EXERCISE DETAILS → Transcribe the tail of the listing: start at the line containing "Extract the structured" and stop after the last line, keeping every character as is and adding nothing.

INFORMATION SUPPLIED →
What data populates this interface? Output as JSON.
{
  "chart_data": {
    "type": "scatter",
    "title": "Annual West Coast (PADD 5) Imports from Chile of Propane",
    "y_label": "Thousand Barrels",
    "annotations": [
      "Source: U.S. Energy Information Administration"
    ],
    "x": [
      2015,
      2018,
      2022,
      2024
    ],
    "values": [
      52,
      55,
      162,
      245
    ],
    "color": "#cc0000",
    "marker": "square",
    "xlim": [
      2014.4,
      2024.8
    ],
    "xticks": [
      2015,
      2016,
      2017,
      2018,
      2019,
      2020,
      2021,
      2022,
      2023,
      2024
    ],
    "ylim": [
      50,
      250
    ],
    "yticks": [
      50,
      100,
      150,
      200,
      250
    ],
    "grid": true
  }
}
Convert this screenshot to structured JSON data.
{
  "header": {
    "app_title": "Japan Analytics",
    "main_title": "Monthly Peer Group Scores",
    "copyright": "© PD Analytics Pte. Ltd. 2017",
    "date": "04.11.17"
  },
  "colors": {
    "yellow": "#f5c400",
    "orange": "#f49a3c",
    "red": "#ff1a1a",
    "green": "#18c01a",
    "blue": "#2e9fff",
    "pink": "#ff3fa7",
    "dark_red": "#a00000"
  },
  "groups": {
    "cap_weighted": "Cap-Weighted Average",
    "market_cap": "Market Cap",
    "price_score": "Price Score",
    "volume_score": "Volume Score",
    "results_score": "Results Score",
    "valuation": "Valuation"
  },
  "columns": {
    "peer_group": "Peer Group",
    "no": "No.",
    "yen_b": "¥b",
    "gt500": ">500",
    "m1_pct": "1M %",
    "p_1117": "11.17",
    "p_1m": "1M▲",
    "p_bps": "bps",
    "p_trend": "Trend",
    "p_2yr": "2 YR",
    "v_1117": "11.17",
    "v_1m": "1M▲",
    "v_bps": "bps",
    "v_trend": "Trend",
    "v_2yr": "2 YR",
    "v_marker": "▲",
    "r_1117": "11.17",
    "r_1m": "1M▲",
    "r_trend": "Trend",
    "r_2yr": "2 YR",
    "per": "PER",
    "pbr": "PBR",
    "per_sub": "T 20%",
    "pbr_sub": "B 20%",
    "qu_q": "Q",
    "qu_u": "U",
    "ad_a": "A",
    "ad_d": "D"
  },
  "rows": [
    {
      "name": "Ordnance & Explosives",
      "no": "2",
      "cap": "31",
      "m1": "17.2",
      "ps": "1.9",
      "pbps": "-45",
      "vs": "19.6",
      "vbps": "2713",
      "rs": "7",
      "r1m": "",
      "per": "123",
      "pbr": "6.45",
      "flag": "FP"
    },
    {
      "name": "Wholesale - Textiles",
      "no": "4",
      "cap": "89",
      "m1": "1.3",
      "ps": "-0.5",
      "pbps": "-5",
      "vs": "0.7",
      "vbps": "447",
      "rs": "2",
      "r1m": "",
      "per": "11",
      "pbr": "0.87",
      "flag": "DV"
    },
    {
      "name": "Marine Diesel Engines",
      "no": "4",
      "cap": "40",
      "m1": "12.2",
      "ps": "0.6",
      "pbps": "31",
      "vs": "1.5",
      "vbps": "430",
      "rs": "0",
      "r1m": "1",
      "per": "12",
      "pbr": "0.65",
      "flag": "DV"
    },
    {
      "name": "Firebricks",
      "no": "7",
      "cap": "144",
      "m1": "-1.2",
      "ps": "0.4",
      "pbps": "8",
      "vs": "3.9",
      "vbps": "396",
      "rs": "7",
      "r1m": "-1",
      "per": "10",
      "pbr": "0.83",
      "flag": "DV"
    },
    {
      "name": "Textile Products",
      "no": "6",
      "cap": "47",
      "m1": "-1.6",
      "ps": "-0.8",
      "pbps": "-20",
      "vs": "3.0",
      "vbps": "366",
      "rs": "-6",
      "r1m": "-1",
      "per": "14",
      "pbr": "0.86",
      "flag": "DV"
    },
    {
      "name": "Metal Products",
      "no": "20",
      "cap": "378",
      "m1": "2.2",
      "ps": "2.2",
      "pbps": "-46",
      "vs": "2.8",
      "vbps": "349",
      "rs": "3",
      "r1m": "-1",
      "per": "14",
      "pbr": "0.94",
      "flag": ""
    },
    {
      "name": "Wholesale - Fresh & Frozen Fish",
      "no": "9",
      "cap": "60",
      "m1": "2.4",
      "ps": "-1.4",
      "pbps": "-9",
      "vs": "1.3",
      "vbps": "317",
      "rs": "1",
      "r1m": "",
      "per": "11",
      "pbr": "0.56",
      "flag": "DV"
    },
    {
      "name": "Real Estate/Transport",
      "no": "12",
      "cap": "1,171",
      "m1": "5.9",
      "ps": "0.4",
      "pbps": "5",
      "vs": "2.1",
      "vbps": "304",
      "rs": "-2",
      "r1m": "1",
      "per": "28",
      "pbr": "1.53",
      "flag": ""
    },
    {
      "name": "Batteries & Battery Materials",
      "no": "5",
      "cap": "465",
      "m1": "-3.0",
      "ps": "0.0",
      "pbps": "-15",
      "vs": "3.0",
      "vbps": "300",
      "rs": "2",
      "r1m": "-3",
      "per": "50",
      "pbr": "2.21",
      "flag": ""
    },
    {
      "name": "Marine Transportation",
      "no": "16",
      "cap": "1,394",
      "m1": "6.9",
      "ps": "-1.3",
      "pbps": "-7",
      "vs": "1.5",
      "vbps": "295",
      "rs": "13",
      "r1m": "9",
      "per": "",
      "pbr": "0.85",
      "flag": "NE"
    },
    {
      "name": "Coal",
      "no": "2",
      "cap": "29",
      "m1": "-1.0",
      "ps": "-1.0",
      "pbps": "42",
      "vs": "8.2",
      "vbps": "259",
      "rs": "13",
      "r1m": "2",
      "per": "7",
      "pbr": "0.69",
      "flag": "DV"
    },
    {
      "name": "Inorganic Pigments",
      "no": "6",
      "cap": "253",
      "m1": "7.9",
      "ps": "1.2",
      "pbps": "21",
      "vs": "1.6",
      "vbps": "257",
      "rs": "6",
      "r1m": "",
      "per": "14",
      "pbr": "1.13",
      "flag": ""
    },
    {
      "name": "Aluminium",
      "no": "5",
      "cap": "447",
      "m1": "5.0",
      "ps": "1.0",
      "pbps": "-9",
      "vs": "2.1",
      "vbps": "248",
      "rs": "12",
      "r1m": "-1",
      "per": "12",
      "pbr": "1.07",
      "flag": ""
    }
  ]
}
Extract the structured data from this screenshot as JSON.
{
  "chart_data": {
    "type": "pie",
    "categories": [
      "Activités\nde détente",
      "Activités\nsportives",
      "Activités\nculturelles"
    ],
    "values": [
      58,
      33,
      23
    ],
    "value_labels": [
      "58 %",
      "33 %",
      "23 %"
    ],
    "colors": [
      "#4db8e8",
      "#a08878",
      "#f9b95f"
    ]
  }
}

SOLUTION TO THIS TASK →
Extract the structured data from this screenshot as JSON.
{
  "chart_data": {
    "type": "pie",
    "categories": [
      "Activités\nde détente",
      "Activités\nsportives",
      "Activités\nculturelles"
    ],
    "values": [
      58,
      33,
      23
    ],
    "value_labels": [
      "58 %",
      "33 %",
      "23 %"
    ],
    "colors": [
      "#4db8e8",
      "#a08878",
      "#f9b95f"
    ]
  }
}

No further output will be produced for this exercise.